Instruction:
Each line that holds the word "ylabel" is to be identified and copied.

Records provided:
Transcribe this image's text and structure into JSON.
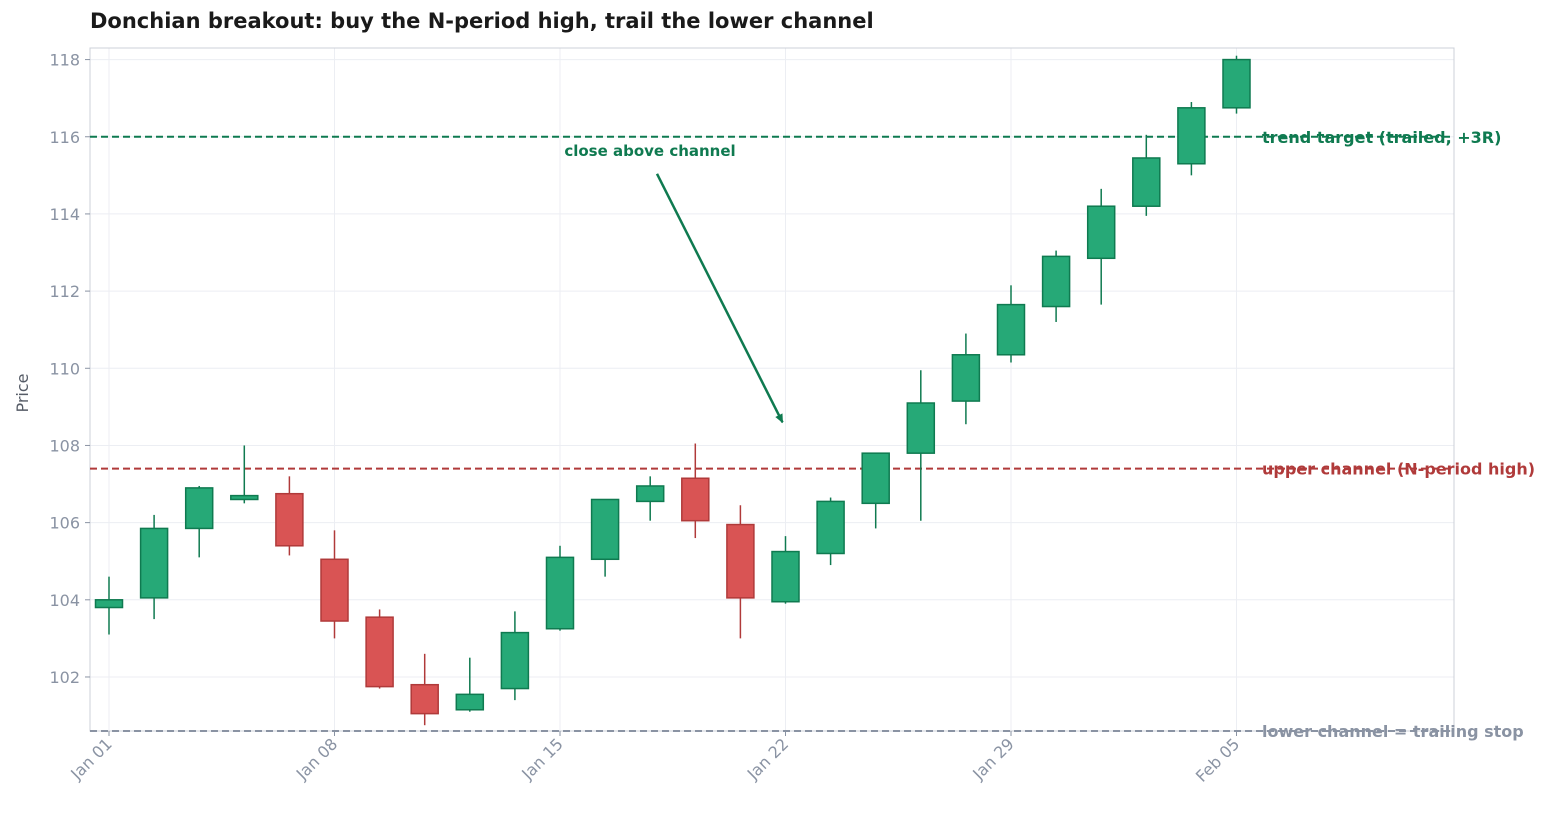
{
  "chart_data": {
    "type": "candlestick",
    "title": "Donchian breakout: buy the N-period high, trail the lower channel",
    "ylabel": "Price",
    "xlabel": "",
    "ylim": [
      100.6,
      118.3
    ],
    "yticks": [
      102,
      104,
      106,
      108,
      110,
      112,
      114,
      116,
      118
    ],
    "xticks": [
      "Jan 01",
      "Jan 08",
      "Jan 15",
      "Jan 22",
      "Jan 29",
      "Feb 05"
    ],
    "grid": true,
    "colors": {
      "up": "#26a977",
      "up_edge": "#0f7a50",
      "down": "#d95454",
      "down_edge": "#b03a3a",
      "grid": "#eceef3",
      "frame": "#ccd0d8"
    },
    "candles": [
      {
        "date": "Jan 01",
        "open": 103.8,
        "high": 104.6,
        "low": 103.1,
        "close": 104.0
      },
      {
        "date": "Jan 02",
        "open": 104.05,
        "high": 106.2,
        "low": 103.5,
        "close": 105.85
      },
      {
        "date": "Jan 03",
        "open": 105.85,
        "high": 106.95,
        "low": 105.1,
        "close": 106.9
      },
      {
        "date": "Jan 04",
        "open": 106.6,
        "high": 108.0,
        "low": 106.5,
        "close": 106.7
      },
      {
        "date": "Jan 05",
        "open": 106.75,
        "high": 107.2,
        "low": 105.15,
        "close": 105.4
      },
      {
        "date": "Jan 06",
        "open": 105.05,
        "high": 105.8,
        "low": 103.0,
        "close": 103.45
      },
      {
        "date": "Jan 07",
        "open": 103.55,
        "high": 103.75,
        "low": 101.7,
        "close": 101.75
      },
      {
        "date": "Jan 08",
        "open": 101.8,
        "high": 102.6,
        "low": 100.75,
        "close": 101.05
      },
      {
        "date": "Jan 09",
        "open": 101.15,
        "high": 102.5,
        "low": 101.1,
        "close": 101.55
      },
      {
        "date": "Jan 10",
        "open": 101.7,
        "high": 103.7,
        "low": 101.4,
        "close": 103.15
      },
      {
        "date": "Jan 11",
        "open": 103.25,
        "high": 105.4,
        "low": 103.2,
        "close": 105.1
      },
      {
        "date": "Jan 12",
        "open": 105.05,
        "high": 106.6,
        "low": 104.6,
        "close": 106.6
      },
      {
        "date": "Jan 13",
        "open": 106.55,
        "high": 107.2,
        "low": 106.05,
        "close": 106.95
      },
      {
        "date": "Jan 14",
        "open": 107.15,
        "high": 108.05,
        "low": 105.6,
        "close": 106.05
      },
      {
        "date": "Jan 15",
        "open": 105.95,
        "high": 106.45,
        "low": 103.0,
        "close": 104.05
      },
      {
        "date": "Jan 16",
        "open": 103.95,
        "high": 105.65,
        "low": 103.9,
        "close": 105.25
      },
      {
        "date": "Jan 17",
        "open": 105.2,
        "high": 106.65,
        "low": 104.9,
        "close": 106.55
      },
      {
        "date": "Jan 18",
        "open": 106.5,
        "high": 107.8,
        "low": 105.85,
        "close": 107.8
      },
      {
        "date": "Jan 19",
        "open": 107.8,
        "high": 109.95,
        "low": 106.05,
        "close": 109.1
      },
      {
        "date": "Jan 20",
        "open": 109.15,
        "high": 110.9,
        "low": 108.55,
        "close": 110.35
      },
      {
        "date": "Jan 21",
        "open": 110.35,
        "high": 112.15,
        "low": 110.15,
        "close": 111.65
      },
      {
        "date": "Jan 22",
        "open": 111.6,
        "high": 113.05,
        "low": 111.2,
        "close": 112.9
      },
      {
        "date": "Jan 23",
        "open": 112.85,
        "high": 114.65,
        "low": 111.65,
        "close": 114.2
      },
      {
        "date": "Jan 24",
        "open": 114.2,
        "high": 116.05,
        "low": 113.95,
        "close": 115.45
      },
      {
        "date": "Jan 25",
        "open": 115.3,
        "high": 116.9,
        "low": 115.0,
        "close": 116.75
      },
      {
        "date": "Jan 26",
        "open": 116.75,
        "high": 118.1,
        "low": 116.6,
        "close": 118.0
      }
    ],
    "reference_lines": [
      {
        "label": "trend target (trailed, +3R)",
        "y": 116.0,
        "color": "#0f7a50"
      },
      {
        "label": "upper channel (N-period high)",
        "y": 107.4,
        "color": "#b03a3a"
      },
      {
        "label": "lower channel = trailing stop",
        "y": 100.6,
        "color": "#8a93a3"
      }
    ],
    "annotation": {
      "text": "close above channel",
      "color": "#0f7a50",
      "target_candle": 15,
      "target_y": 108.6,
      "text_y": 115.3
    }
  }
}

* * *

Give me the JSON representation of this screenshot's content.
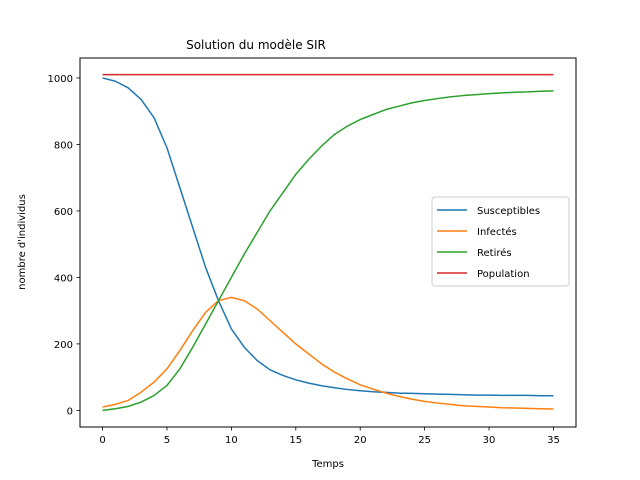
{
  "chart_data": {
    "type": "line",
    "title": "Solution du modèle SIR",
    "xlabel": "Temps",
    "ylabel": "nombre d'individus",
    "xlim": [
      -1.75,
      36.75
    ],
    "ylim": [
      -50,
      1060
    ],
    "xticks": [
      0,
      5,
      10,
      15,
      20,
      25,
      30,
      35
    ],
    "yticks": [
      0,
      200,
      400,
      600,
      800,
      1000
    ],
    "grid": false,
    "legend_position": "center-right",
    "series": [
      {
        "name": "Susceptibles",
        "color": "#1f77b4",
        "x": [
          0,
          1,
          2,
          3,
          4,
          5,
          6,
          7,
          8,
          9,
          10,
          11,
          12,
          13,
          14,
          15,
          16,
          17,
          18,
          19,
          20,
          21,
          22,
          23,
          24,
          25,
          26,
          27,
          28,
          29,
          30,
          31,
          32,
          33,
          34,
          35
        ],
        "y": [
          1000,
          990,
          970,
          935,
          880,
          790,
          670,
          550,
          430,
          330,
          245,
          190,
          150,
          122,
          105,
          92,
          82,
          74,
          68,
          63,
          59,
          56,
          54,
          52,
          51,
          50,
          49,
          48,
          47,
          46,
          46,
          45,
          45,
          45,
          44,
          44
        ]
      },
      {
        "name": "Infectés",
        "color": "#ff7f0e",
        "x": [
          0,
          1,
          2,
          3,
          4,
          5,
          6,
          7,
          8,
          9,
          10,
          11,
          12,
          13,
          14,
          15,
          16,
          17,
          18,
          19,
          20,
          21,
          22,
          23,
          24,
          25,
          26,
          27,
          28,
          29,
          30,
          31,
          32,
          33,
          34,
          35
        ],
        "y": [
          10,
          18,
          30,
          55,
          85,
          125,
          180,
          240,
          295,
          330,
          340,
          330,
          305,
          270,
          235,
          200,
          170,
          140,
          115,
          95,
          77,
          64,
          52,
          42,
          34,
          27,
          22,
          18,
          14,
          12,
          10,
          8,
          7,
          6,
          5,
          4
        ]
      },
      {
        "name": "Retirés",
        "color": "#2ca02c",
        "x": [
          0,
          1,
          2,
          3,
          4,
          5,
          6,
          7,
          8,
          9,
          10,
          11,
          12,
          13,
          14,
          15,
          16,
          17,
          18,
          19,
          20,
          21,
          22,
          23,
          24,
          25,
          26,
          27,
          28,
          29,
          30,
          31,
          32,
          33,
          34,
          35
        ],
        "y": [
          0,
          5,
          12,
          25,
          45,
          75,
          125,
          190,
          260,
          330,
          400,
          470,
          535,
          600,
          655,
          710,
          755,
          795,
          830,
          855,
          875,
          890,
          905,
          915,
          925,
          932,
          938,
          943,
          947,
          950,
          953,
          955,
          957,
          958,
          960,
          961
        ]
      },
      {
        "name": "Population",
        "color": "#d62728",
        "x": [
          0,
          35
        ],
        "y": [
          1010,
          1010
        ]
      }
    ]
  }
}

Finished answer:
    "ylabel": "Price",
    "ylabel": "nombre d'individus",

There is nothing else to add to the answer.